**Task requirements:** Show every line in the records below that contains the word "this".

**Data shown:**
────
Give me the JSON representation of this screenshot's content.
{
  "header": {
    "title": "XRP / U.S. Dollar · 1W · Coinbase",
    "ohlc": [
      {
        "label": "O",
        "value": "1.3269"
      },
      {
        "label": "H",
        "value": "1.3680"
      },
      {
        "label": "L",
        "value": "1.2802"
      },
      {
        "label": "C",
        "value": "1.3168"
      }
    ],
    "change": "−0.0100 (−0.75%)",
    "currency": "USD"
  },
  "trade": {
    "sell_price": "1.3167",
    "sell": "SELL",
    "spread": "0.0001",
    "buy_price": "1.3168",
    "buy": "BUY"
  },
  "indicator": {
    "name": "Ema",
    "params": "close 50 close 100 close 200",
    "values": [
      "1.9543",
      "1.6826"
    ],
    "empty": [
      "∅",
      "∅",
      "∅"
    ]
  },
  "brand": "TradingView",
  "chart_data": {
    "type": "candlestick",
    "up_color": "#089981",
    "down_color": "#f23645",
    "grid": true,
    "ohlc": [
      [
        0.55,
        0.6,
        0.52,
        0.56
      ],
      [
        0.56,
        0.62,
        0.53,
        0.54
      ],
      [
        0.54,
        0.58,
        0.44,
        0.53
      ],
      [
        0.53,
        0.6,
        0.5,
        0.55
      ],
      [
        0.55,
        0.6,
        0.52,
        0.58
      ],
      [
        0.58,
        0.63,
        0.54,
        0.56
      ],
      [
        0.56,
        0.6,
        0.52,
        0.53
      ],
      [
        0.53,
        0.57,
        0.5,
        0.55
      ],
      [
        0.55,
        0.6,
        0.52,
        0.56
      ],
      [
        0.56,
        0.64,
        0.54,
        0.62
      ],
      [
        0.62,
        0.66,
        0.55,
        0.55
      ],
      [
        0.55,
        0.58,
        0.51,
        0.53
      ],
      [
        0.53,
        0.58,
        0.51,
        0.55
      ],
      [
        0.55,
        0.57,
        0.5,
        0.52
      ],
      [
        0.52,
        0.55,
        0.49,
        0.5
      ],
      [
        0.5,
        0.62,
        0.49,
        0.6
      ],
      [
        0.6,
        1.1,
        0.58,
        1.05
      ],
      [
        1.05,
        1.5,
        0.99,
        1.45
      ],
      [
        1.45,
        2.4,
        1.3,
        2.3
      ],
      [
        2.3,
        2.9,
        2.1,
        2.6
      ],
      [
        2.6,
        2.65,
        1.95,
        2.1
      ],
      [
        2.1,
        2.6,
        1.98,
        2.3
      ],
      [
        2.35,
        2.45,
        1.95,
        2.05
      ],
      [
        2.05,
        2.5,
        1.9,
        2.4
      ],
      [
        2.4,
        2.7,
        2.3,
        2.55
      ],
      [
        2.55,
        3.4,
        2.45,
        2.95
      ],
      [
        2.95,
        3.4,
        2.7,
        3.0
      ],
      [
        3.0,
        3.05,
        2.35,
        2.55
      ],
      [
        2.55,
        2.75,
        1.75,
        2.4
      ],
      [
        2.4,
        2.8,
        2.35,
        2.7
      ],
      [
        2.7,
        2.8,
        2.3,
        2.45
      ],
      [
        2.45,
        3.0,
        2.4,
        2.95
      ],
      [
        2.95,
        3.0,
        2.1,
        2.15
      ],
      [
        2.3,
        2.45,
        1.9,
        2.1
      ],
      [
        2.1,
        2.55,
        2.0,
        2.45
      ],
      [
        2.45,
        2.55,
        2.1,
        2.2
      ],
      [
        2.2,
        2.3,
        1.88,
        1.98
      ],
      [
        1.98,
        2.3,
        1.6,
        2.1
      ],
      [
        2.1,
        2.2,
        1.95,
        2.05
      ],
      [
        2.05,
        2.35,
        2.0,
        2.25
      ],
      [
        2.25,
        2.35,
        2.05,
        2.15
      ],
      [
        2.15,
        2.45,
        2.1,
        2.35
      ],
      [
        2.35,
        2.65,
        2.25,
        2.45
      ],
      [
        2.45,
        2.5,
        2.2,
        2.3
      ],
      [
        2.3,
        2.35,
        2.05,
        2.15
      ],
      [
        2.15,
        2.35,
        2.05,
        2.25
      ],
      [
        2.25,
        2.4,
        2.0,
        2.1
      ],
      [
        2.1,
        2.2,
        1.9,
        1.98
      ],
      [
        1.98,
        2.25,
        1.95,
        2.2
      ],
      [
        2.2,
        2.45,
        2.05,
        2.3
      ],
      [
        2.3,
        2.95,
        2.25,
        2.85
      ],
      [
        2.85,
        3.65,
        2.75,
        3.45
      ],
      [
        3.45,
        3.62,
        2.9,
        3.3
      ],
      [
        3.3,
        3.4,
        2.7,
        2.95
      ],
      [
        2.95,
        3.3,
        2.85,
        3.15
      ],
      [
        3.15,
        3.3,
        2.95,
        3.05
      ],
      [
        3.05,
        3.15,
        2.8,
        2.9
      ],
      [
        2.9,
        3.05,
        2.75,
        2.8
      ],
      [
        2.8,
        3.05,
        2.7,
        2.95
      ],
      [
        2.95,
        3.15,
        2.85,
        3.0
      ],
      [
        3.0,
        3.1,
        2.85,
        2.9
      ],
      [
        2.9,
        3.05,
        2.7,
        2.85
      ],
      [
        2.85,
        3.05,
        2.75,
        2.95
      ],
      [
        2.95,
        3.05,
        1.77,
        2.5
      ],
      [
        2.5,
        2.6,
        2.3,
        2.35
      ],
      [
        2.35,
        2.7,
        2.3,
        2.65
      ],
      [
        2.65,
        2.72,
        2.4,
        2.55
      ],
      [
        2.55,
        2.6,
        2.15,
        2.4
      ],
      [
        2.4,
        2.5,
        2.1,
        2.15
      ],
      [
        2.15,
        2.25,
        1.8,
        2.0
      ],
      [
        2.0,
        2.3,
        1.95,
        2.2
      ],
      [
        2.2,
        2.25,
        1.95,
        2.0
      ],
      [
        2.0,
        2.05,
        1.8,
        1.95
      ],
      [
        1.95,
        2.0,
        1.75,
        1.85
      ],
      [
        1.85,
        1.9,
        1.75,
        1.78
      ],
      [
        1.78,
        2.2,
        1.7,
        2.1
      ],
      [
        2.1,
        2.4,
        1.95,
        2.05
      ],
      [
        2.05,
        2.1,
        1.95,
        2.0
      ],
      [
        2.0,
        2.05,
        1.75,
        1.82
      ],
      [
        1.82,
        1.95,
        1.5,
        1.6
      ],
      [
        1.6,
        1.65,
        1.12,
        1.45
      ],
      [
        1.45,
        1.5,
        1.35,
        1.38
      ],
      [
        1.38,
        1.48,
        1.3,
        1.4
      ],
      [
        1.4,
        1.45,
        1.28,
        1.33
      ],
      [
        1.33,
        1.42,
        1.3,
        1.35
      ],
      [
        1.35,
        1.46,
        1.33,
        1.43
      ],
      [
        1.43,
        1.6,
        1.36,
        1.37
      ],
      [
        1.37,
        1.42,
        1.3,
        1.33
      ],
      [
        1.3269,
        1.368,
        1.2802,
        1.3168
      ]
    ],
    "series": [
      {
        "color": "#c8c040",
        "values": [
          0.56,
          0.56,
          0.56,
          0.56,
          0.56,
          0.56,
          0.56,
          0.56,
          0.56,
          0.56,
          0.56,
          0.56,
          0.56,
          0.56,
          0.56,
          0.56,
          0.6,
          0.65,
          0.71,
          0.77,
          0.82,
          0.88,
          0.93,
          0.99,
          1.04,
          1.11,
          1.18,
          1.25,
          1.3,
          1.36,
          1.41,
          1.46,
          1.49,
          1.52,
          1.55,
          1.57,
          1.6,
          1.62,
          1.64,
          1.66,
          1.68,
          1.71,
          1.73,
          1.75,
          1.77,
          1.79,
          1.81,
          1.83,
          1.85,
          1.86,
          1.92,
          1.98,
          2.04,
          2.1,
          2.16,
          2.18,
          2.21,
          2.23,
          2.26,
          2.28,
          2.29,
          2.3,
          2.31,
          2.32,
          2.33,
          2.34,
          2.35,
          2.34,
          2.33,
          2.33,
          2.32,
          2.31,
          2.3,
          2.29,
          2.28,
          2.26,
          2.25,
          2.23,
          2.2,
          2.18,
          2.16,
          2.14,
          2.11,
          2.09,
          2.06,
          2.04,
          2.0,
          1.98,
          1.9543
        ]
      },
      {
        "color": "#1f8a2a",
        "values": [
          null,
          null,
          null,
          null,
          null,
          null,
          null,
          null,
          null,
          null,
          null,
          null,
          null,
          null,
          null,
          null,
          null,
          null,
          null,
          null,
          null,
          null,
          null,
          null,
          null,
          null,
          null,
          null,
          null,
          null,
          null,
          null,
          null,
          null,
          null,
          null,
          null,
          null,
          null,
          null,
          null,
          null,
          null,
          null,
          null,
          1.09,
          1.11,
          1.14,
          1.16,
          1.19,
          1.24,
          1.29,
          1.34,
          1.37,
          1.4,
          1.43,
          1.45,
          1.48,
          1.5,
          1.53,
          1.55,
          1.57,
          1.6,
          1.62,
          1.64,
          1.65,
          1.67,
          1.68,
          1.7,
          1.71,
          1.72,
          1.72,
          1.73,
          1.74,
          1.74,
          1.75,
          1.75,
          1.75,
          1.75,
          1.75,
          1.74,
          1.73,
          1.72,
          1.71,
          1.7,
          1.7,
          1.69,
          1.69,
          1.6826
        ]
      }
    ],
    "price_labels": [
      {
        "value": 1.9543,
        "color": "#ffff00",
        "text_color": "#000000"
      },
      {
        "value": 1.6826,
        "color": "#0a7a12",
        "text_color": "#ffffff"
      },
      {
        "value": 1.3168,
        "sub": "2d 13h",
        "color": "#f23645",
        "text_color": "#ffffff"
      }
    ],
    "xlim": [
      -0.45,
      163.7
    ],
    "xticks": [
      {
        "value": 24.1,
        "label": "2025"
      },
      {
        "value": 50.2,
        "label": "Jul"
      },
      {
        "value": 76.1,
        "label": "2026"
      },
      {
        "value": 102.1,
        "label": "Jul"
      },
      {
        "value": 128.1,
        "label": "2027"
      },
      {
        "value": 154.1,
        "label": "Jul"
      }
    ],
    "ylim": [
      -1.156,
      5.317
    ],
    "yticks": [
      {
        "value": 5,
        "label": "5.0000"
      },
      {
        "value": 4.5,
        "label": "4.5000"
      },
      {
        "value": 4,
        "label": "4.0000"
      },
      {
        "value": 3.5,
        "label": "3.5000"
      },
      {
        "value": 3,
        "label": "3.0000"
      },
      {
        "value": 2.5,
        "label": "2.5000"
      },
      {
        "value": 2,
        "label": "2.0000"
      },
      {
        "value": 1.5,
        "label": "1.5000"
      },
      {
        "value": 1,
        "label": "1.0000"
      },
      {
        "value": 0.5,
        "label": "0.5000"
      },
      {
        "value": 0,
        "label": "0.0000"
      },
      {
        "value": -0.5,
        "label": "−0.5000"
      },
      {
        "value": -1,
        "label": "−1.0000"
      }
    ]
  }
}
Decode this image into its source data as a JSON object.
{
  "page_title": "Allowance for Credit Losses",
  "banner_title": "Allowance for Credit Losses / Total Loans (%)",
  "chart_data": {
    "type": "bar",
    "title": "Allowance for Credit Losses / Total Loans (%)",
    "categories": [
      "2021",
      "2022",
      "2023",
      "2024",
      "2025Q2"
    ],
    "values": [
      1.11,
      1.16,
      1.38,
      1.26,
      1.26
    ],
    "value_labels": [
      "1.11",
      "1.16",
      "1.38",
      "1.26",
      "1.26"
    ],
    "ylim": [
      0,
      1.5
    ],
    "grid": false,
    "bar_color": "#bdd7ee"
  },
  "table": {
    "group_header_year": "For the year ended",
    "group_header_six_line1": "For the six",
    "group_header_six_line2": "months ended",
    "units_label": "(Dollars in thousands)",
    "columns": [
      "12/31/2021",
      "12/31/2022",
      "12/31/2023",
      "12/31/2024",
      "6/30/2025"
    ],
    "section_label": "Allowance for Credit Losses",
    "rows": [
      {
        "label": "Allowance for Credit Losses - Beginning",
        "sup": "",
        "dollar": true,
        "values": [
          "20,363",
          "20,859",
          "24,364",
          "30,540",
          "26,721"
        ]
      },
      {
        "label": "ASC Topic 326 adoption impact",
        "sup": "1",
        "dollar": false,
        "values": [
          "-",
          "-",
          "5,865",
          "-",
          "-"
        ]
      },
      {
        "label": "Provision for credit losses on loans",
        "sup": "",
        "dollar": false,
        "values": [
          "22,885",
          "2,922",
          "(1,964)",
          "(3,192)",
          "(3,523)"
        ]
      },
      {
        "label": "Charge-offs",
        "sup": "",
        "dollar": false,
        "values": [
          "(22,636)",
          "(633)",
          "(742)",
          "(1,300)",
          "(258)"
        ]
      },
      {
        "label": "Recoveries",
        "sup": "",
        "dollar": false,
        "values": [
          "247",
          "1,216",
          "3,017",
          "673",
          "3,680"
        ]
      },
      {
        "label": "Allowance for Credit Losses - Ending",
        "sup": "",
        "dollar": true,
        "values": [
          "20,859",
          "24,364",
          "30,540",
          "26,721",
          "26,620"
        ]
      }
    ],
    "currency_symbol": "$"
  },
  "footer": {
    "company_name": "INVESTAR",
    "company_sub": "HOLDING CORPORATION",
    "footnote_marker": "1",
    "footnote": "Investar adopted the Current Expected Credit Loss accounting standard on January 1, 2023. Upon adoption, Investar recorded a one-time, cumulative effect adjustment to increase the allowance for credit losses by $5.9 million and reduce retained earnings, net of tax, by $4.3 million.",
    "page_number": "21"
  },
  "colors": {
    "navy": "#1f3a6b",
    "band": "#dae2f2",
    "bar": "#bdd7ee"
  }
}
────
**Expected answer:**
Give me the JSON representation of this screenshot's content.
Decode this image into its source data as a JSON object.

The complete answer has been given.